**Stated goal**
Reproduce the listing exactly, with no pictures in your copy.

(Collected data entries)
########
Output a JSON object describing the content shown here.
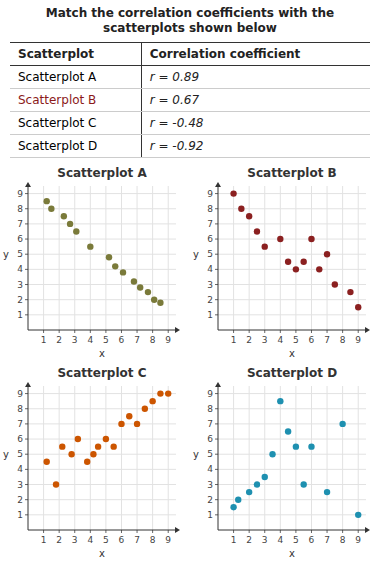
{
  "chart_data": [
    {
      "type": "table",
      "title": "Match the correlation coefficients with the scatterplots shown below",
      "columns": [
        "Scatterplot",
        "Correlation coefficient"
      ],
      "rows": [
        [
          "Scatterplot A",
          "r = 0.89"
        ],
        [
          "Scatterplot B",
          "r = 0.67"
        ],
        [
          "Scatterplot C",
          "r = -0.48"
        ],
        [
          "Scatterplot D",
          "r = -0.92"
        ]
      ],
      "colors": [
        "#000000",
        "#8B1A1A",
        "#000000",
        "#000000"
      ]
    },
    {
      "type": "scatter",
      "title": "Scatterplot A",
      "xlabel": "x",
      "ylabel": "y",
      "color": "#7A7A3A",
      "x": [
        1.2,
        1.5,
        2.3,
        2.7,
        3.1,
        4.0,
        5.2,
        5.6,
        6.1,
        6.8,
        7.2,
        7.7,
        8.1,
        8.5
      ],
      "values": [
        8.5,
        8.0,
        7.5,
        7.0,
        6.5,
        5.5,
        4.8,
        4.2,
        3.8,
        3.2,
        2.8,
        2.5,
        2.0,
        1.8
      ],
      "xlim": [
        0,
        9.5
      ],
      "ylim": [
        0,
        9.5
      ],
      "xticks": [
        1,
        2,
        3,
        4,
        5,
        6,
        7,
        8,
        9
      ],
      "yticks": [
        1,
        2,
        3,
        4,
        5,
        6,
        7,
        8,
        9
      ],
      "grid": true
    },
    {
      "type": "scatter",
      "title": "Scatterplot B",
      "xlabel": "x",
      "ylabel": "y",
      "color": "#8B2020",
      "x": [
        1.0,
        1.5,
        2.0,
        2.5,
        3.0,
        4.0,
        4.5,
        5.0,
        5.5,
        6.0,
        6.5,
        7.0,
        7.5,
        8.5,
        9.0
      ],
      "values": [
        9.0,
        8.0,
        7.5,
        6.5,
        5.5,
        6.0,
        4.5,
        4.0,
        4.5,
        6.0,
        4.0,
        5.0,
        3.0,
        2.5,
        1.5
      ],
      "xlim": [
        0,
        9.5
      ],
      "ylim": [
        0,
        9.5
      ],
      "xticks": [
        1,
        2,
        3,
        4,
        5,
        6,
        7,
        8,
        9
      ],
      "yticks": [
        1,
        2,
        3,
        4,
        5,
        6,
        7,
        8,
        9
      ],
      "grid": true
    },
    {
      "type": "scatter",
      "title": "Scatterplot C",
      "xlabel": "x",
      "ylabel": "y",
      "color": "#CC5500",
      "x": [
        1.2,
        1.8,
        2.2,
        2.8,
        3.2,
        3.8,
        4.2,
        4.5,
        5.0,
        5.5,
        6.0,
        6.5,
        7.0,
        7.5,
        8.0,
        8.5,
        9.0
      ],
      "values": [
        4.5,
        3.0,
        5.5,
        5.0,
        6.0,
        4.5,
        5.0,
        5.5,
        6.0,
        5.5,
        7.0,
        7.5,
        7.0,
        8.0,
        8.5,
        9.0,
        9.0
      ],
      "xlim": [
        0,
        9.5
      ],
      "ylim": [
        0,
        9.5
      ],
      "xticks": [
        1,
        2,
        3,
        4,
        5,
        6,
        7,
        8,
        9
      ],
      "yticks": [
        1,
        2,
        3,
        4,
        5,
        6,
        7,
        8,
        9
      ],
      "grid": true
    },
    {
      "type": "scatter",
      "title": "Scatterplot D",
      "xlabel": "x",
      "ylabel": "y",
      "color": "#1E90B0",
      "x": [
        1.0,
        1.3,
        2.0,
        2.5,
        3.0,
        3.5,
        4.0,
        4.5,
        5.0,
        5.5,
        6.0,
        7.0,
        8.0,
        9.0
      ],
      "values": [
        1.5,
        2.0,
        2.5,
        3.0,
        3.5,
        5.0,
        8.5,
        6.5,
        5.5,
        3.0,
        5.5,
        2.5,
        7.0,
        1.0
      ],
      "xlim": [
        0,
        9.5
      ],
      "ylim": [
        0,
        9.5
      ],
      "xticks": [
        1,
        2,
        3,
        4,
        5,
        6,
        7,
        8,
        9
      ],
      "yticks": [
        1,
        2,
        3,
        4,
        5,
        6,
        7,
        8,
        9
      ],
      "grid": true
    }
  ]
}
########
**Reply to the task**
Output a JSON object describing the content shown here.
{
  "chart_data": [
    {
      "type": "table",
      "title": "Match the correlation coefficients with the scatterplots shown below",
      "columns": [
        "Scatterplot",
        "Correlation coefficient"
      ],
      "rows": [
        [
          "Scatterplot A",
          "r = 0.89"
        ],
        [
          "Scatterplot B",
          "r = 0.67"
        ],
        [
          "Scatterplot C",
          "r = -0.48"
        ],
        [
          "Scatterplot D",
          "r = -0.92"
        ]
      ],
      "colors": [
        "#000000",
        "#8B1A1A",
        "#000000",
        "#000000"
      ]
    },
    {
      "type": "scatter",
      "title": "Scatterplot A",
      "xlabel": "x",
      "ylabel": "y",
      "color": "#7A7A3A",
      "x": [
        1.2,
        1.5,
        2.3,
        2.7,
        3.1,
        4.0,
        5.2,
        5.6,
        6.1,
        6.8,
        7.2,
        7.7,
        8.1,
        8.5
      ],
      "values": [
        8.5,
        8.0,
        7.5,
        7.0,
        6.5,
        5.5,
        4.8,
        4.2,
        3.8,
        3.2,
        2.8,
        2.5,
        2.0,
        1.8
      ],
      "xlim": [
        0,
        9.5
      ],
      "ylim": [
        0,
        9.5
      ],
      "xticks": [
        1,
        2,
        3,
        4,
        5,
        6,
        7,
        8,
        9
      ],
      "yticks": [
        1,
        2,
        3,
        4,
        5,
        6,
        7,
        8,
        9
      ],
      "grid": true
    },
    {
      "type": "scatter",
      "title": "Scatterplot B",
      "xlabel": "x",
      "ylabel": "y",
      "color": "#8B2020",
      "x": [
        1.0,
        1.5,
        2.0,
        2.5,
        3.0,
        4.0,
        4.5,
        5.0,
        5.5,
        6.0,
        6.5,
        7.0,
        7.5,
        8.5,
        9.0
      ],
      "values": [
        9.0,
        8.0,
        7.5,
        6.5,
        5.5,
        6.0,
        4.5,
        4.0,
        4.5,
        6.0,
        4.0,
        5.0,
        3.0,
        2.5,
        1.5
      ],
      "xlim": [
        0,
        9.5
      ],
      "ylim": [
        0,
        9.5
      ],
      "xticks": [
        1,
        2,
        3,
        4,
        5,
        6,
        7,
        8,
        9
      ],
      "yticks": [
        1,
        2,
        3,
        4,
        5,
        6,
        7,
        8,
        9
      ],
      "grid": true
    },
    {
      "type": "scatter",
      "title": "Scatterplot C",
      "xlabel": "x",
      "ylabel": "y",
      "color": "#CC5500",
      "x": [
        1.2,
        1.8,
        2.2,
        2.8,
        3.2,
        3.8,
        4.2,
        4.5,
        5.0,
        5.5,
        6.0,
        6.5,
        7.0,
        7.5,
        8.0,
        8.5,
        9.0
      ],
      "values": [
        4.5,
        3.0,
        5.5,
        5.0,
        6.0,
        4.5,
        5.0,
        5.5,
        6.0,
        5.5,
        7.0,
        7.5,
        7.0,
        8.0,
        8.5,
        9.0,
        9.0
      ],
      "xlim": [
        0,
        9.5
      ],
      "ylim": [
        0,
        9.5
      ],
      "xticks": [
        1,
        2,
        3,
        4,
        5,
        6,
        7,
        8,
        9
      ],
      "yticks": [
        1,
        2,
        3,
        4,
        5,
        6,
        7,
        8,
        9
      ],
      "grid": true
    },
    {
      "type": "scatter",
      "title": "Scatterplot D",
      "xlabel": "x",
      "ylabel": "y",
      "color": "#1E90B0",
      "x": [
        1.0,
        1.3,
        2.0,
        2.5,
        3.0,
        3.5,
        4.0,
        4.5,
        5.0,
        5.5,
        6.0,
        7.0,
        8.0,
        9.0
      ],
      "values": [
        1.5,
        2.0,
        2.5,
        3.0,
        3.5,
        5.0,
        8.5,
        6.5,
        5.5,
        3.0,
        5.5,
        2.5,
        7.0,
        1.0
      ],
      "xlim": [
        0,
        9.5
      ],
      "ylim": [
        0,
        9.5
      ],
      "xticks": [
        1,
        2,
        3,
        4,
        5,
        6,
        7,
        8,
        9
      ],
      "yticks": [
        1,
        2,
        3,
        4,
        5,
        6,
        7,
        8,
        9
      ],
      "grid": true
    }
  ]
}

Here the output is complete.